## GOAL
Write out the records word for word, with no pictures.

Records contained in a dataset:
--- BEGIN ---

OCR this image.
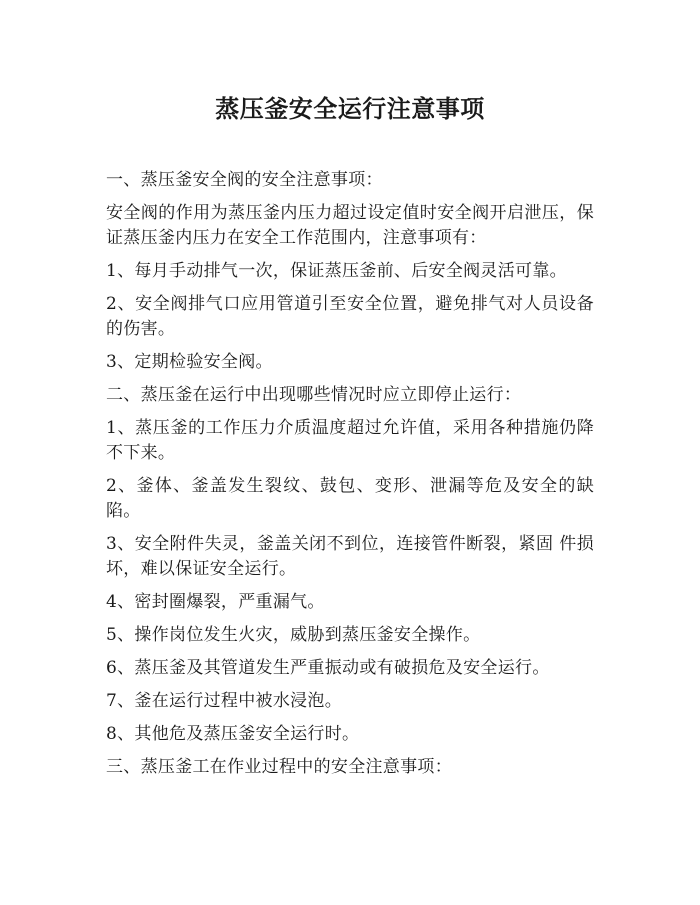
蒸压釜安全运行注意事项

一、蒸压釜安全阀的安全注意事项：

安全阀的作用为蒸压釜内压力超过设定值时安全阀开启泄压，保证蒸压釜内压力在安全工作范围内，注意事项有：

1、每月手动排气一次，保证蒸压釜前、后安全阀灵活可靠。

2、安全阀排气口应用管道引至安全位置，避免排气对人员设备的伤害。

3、定期检验安全阀。

二、蒸压釜在运行中出现哪些情况时应立即停止运行：

1、蒸压釜的工作压力介质温度超过允许值，采用各种措施仍降不下来。

2、釜体、釜盖发生裂纹、鼓包、变形、泄漏等危及安全的缺陷。

3、安全附件失灵，釜盖关闭不到位，连接管件断裂，紧固 件损坏，难以保证安全运行。

4、密封圈爆裂，严重漏气。

5、操作岗位发生火灾，威胁到蒸压釜安全操作。

6、蒸压釜及其管道发生严重振动或有破损危及安全运行。

7、釜在运行过程中被水浸泡。

8、其他危及蒸压釜安全运行时。

三、蒸压釜工在作业过程中的安全注意事项：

--- END ---

## WRITTEN RESPONSE
OCR this image.
蒸压釜安全运行注意事项

一、蒸压釜安全阀的安全注意事项：

安全阀的作用为蒸压釜内压力超过设定值时安全阀开启泄压，保证蒸压釜内压力在安全工作范围内，注意事项有：

1、每月手动排气一次，保证蒸压釜前、后安全阀灵活可靠。

2、安全阀排气口应用管道引至安全位置，避免排气对人员设备的伤害。

3、定期检验安全阀。

二、蒸压釜在运行中出现哪些情况时应立即停止运行：

1、蒸压釜的工作压力介质温度超过允许值，采用各种措施仍降不下来。

2、釜体、釜盖发生裂纹、鼓包、变形、泄漏等危及安全的缺陷。

3、安全附件失灵，釜盖关闭不到位，连接管件断裂，紧固 件损坏，难以保证安全运行。

4、密封圈爆裂，严重漏气。

5、操作岗位发生火灾，威胁到蒸压釜安全操作。

6、蒸压釜及其管道发生严重振动或有破损危及安全运行。

7、釜在运行过程中被水浸泡。

8、其他危及蒸压釜安全运行时。

三、蒸压釜工在作业过程中的安全注意事项：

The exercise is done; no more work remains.